Dataset records
====

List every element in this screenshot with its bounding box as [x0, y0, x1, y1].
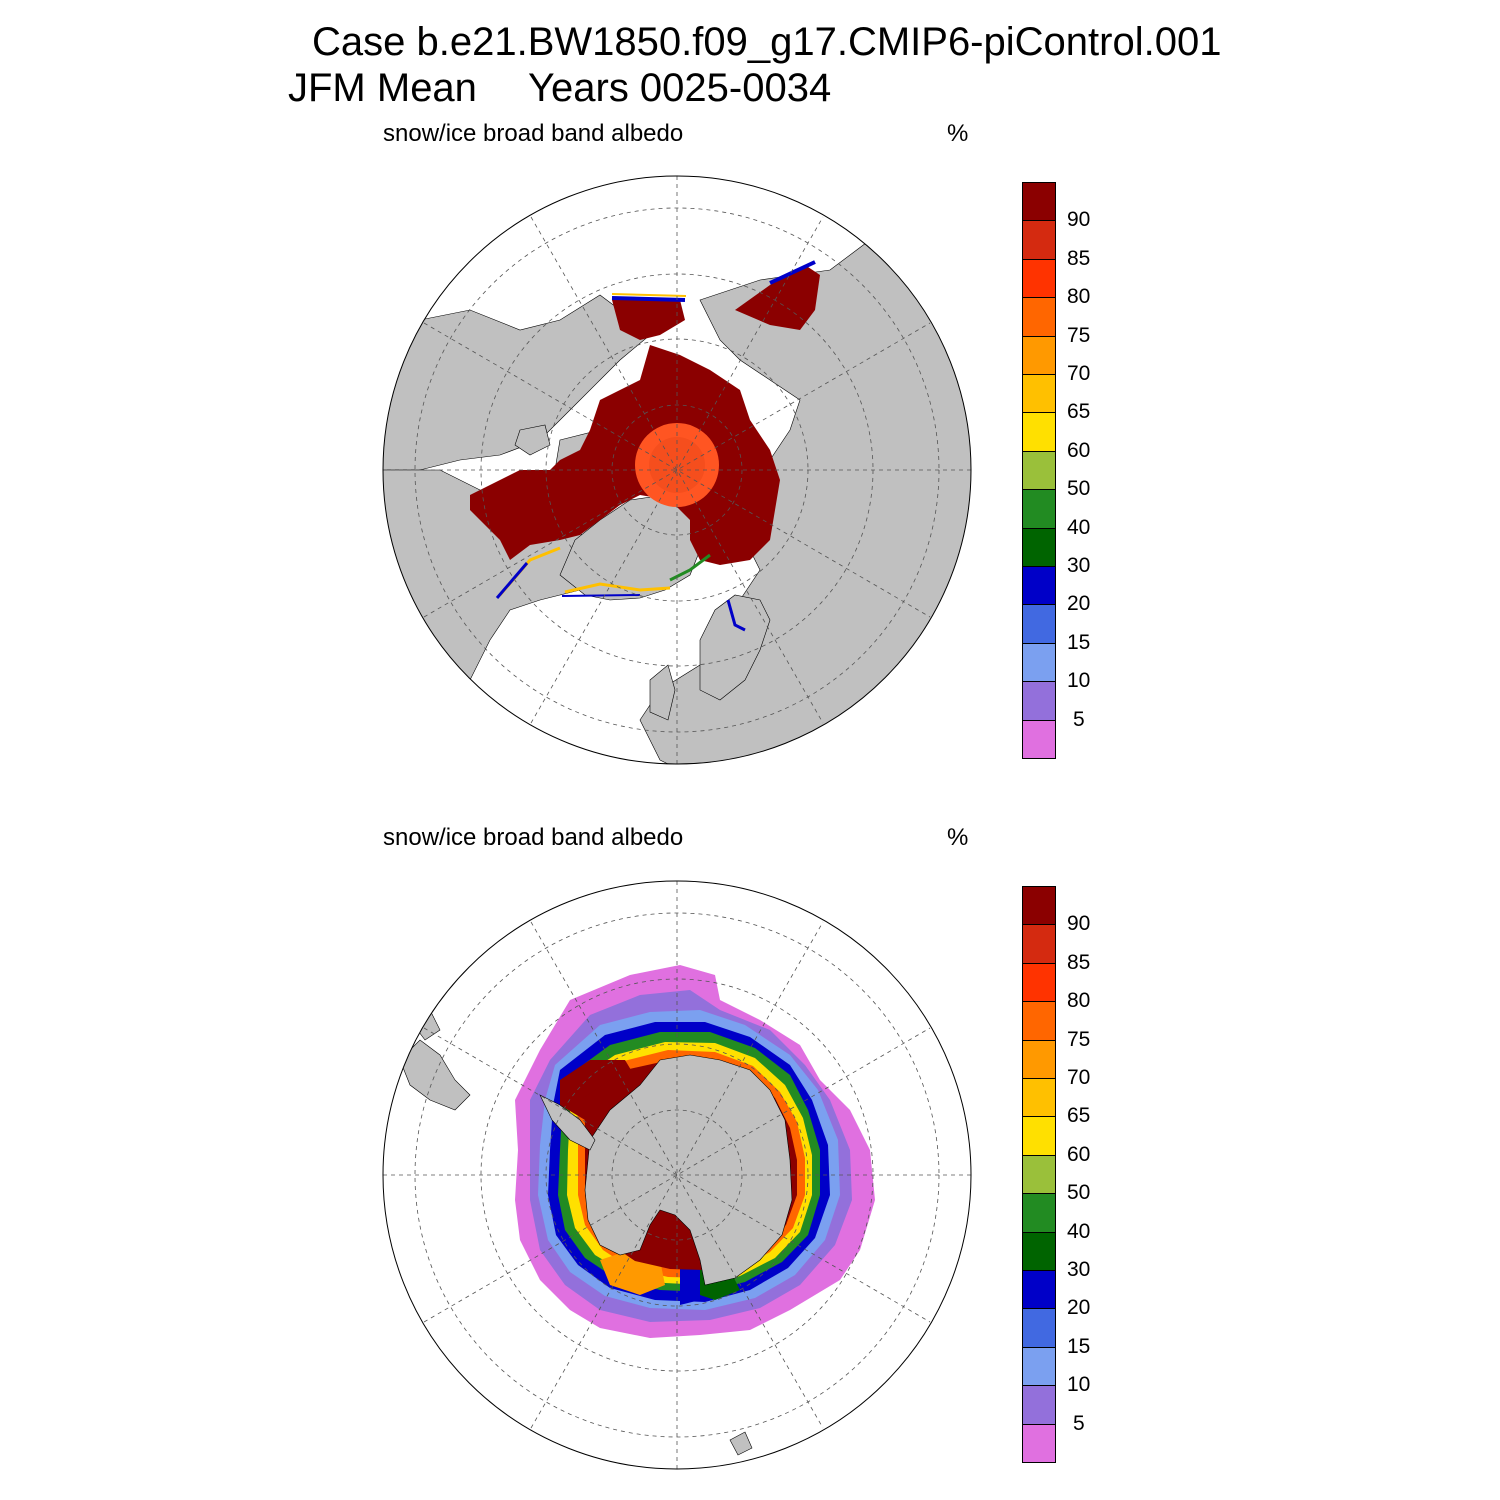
colorbar-cell: [1022, 1116, 1056, 1156]
colorbar-tick-label: 15: [1067, 630, 1091, 654]
colorbar-cell: [1022, 962, 1056, 1003]
colorbar-cell: [1022, 220, 1056, 260]
colorbar-tick-label: 90: [1067, 912, 1091, 936]
colorbar-tick-label: 75: [1067, 323, 1091, 347]
north-graticule: [383, 176, 971, 764]
colorbar-cell: [1022, 527, 1056, 567]
colorbar-cell: [1022, 489, 1056, 529]
north-polar-map: [382, 175, 972, 765]
south-land: [399, 1009, 793, 1456]
panel-1-variable-label: snow/ice broad band albedo: [383, 120, 684, 147]
colorbar-tick-label: 70: [1067, 362, 1091, 385]
colorbar-cell: [1022, 412, 1056, 452]
colorbar-cell: [1022, 566, 1056, 606]
colorbar-tick-label: 75: [1067, 1027, 1091, 1051]
north-albedo-field: [470, 260, 820, 632]
colorbar-tick-label: 15: [1067, 1334, 1091, 1358]
colorbar-tick-label: 80: [1067, 285, 1091, 309]
south-polar-map: [382, 880, 972, 1470]
colorbar-cell: [1022, 719, 1056, 759]
colorbar-cell: [1022, 1346, 1056, 1387]
panel-2-units-label: %: [947, 824, 969, 851]
colorbar-tick-label: 40: [1067, 515, 1091, 539]
colorbar-tick-label: 20: [1067, 592, 1091, 616]
colorbar-tick-label: 50: [1067, 477, 1091, 501]
colorbar-cell: [1022, 1039, 1056, 1079]
title-line-1: Case b.e21.BW1850.f09_g17.CMIP6-piContro…: [312, 20, 1222, 64]
colorbar-cell: [1022, 1078, 1056, 1118]
colorbar-cell: [1022, 604, 1056, 644]
colorbar-tick-label: 30: [1067, 554, 1091, 577]
colorbar-tick-label: 5: [1073, 707, 1085, 731]
colorbar-cell: [1022, 1231, 1056, 1271]
colorbar-cell: [1022, 1423, 1056, 1463]
colorbar-cell: [1022, 374, 1056, 414]
colorbar-tick-label: 10: [1067, 669, 1091, 693]
colorbar-tick-label: 50: [1067, 1181, 1091, 1205]
colorbar-tick-label: 65: [1067, 400, 1091, 424]
colorbar-tick-label: 85: [1067, 246, 1091, 270]
colorbar-tick-label: 60: [1067, 438, 1091, 462]
colorbar-cell: [1022, 1154, 1056, 1195]
colorbar-tick-label: 65: [1067, 1104, 1091, 1128]
colorbar-cell: [1022, 335, 1056, 375]
colorbar-tick-label: 5: [1073, 1411, 1085, 1435]
colorbar-cell: [1022, 886, 1056, 926]
colorbar-cell: [1022, 450, 1056, 491]
colorbar-cell: [1022, 1001, 1056, 1041]
colorbar-tick-label: 20: [1067, 1296, 1091, 1320]
colorbar-cell: [1022, 1270, 1056, 1310]
colorbar-tick-label: 60: [1067, 1142, 1091, 1166]
colorbar-cell: [1022, 681, 1056, 721]
colorbar-tick-label: 85: [1067, 950, 1091, 974]
colorbar-cell: [1022, 1193, 1056, 1233]
colorbar-tick-label: 70: [1067, 1066, 1091, 1089]
colorbar-south: [1022, 886, 1056, 1463]
panel-2-variable-label: snow/ice broad band albedo: [383, 824, 684, 851]
colorbar-tick-label: 80: [1067, 989, 1091, 1013]
south-map-border: [382, 880, 972, 1470]
panel-1-units-label: %: [947, 120, 969, 147]
colorbar-cell: [1022, 297, 1056, 337]
south-graticule: [383, 881, 971, 1469]
colorbar-cell: [1022, 182, 1056, 222]
colorbar-cell: [1022, 924, 1056, 964]
colorbar-cell: [1022, 1308, 1056, 1348]
colorbar-cell: [1022, 258, 1056, 299]
north-map-border: [382, 175, 972, 765]
colorbar-tick-label: 30: [1067, 1258, 1091, 1281]
title-line-2-left: JFM Mean: [288, 66, 477, 110]
colorbar-cell: [1022, 642, 1056, 683]
colorbar-north: [1022, 182, 1056, 759]
colorbar-tick-label: 40: [1067, 1219, 1091, 1243]
title-line-2-right: Years 0025-0034: [528, 66, 832, 110]
colorbar-cell: [1022, 1385, 1056, 1425]
colorbar-tick-label: 90: [1067, 208, 1091, 232]
colorbar-tick-label: 10: [1067, 1373, 1091, 1397]
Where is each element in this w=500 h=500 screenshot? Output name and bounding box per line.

====

_Do this:_ Retype every line above word for word, omitting the picture.

_Exercise result:_
List every element in this screenshot with its bounding box as [x0, y0, x1, y1].
colorbar-cell: [1022, 1116, 1056, 1156]
colorbar-tick-label: 15: [1067, 630, 1091, 654]
colorbar-cell: [1022, 962, 1056, 1003]
colorbar-cell: [1022, 220, 1056, 260]
colorbar-tick-label: 90: [1067, 912, 1091, 936]
colorbar-tick-label: 75: [1067, 323, 1091, 347]
north-graticule: [383, 176, 971, 764]
colorbar-cell: [1022, 527, 1056, 567]
colorbar-cell: [1022, 489, 1056, 529]
north-polar-map: [382, 175, 972, 765]
south-land: [399, 1009, 793, 1456]
panel-1-variable-label: snow/ice broad band albedo: [383, 120, 684, 147]
colorbar-tick-label: 70: [1067, 362, 1091, 385]
colorbar-cell: [1022, 412, 1056, 452]
colorbar-cell: [1022, 566, 1056, 606]
colorbar-tick-label: 75: [1067, 1027, 1091, 1051]
north-albedo-field: [470, 260, 820, 632]
colorbar-tick-label: 15: [1067, 1334, 1091, 1358]
colorbar-tick-label: 80: [1067, 285, 1091, 309]
south-polar-map: [382, 880, 972, 1470]
colorbar-cell: [1022, 719, 1056, 759]
colorbar-cell: [1022, 1346, 1056, 1387]
panel-2-units-label: %: [947, 824, 969, 851]
colorbar-tick-label: 40: [1067, 515, 1091, 539]
colorbar-tick-label: 20: [1067, 592, 1091, 616]
colorbar-tick-label: 50: [1067, 477, 1091, 501]
colorbar-cell: [1022, 1039, 1056, 1079]
title-line-1: Case b.e21.BW1850.f09_g17.CMIP6-piContro…: [312, 20, 1222, 64]
colorbar-cell: [1022, 1078, 1056, 1118]
colorbar-cell: [1022, 604, 1056, 644]
colorbar-tick-label: 30: [1067, 554, 1091, 577]
colorbar-tick-label: 5: [1073, 707, 1085, 731]
colorbar-cell: [1022, 1231, 1056, 1271]
colorbar-cell: [1022, 1423, 1056, 1463]
colorbar-cell: [1022, 374, 1056, 414]
colorbar-tick-label: 10: [1067, 669, 1091, 693]
colorbar-tick-label: 50: [1067, 1181, 1091, 1205]
colorbar-tick-label: 65: [1067, 400, 1091, 424]
colorbar-tick-label: 85: [1067, 246, 1091, 270]
colorbar-tick-label: 60: [1067, 438, 1091, 462]
colorbar-cell: [1022, 1154, 1056, 1195]
colorbar-tick-label: 65: [1067, 1104, 1091, 1128]
colorbar-cell: [1022, 335, 1056, 375]
colorbar-tick-label: 5: [1073, 1411, 1085, 1435]
colorbar-cell: [1022, 886, 1056, 926]
colorbar-cell: [1022, 450, 1056, 491]
colorbar-cell: [1022, 1001, 1056, 1041]
colorbar-tick-label: 20: [1067, 1296, 1091, 1320]
colorbar-cell: [1022, 1270, 1056, 1310]
colorbar-tick-label: 60: [1067, 1142, 1091, 1166]
colorbar-cell: [1022, 681, 1056, 721]
colorbar-tick-label: 85: [1067, 950, 1091, 974]
colorbar-cell: [1022, 1193, 1056, 1233]
colorbar-tick-label: 70: [1067, 1066, 1091, 1089]
colorbar-south: [1022, 886, 1056, 1463]
panel-2-variable-label: snow/ice broad band albedo: [383, 824, 684, 851]
colorbar-tick-label: 80: [1067, 989, 1091, 1013]
south-map-border: [382, 880, 972, 1470]
panel-1-units-label: %: [947, 120, 969, 147]
colorbar-cell: [1022, 297, 1056, 337]
south-graticule: [383, 881, 971, 1469]
colorbar-cell: [1022, 182, 1056, 222]
colorbar-cell: [1022, 924, 1056, 964]
colorbar-cell: [1022, 1308, 1056, 1348]
colorbar-cell: [1022, 258, 1056, 299]
north-map-border: [382, 175, 972, 765]
colorbar-tick-label: 30: [1067, 1258, 1091, 1281]
title-line-2-left: JFM Mean: [288, 66, 477, 110]
colorbar-cell: [1022, 642, 1056, 683]
colorbar-north: [1022, 182, 1056, 759]
colorbar-tick-label: 40: [1067, 1219, 1091, 1243]
title-line-2-right: Years 0025-0034: [528, 66, 832, 110]
colorbar-cell: [1022, 1385, 1056, 1425]
colorbar-tick-label: 90: [1067, 208, 1091, 232]
colorbar-tick-label: 10: [1067, 1373, 1091, 1397]
Where is each element in this w=500 h=500 screenshot? Output name and bounding box per line.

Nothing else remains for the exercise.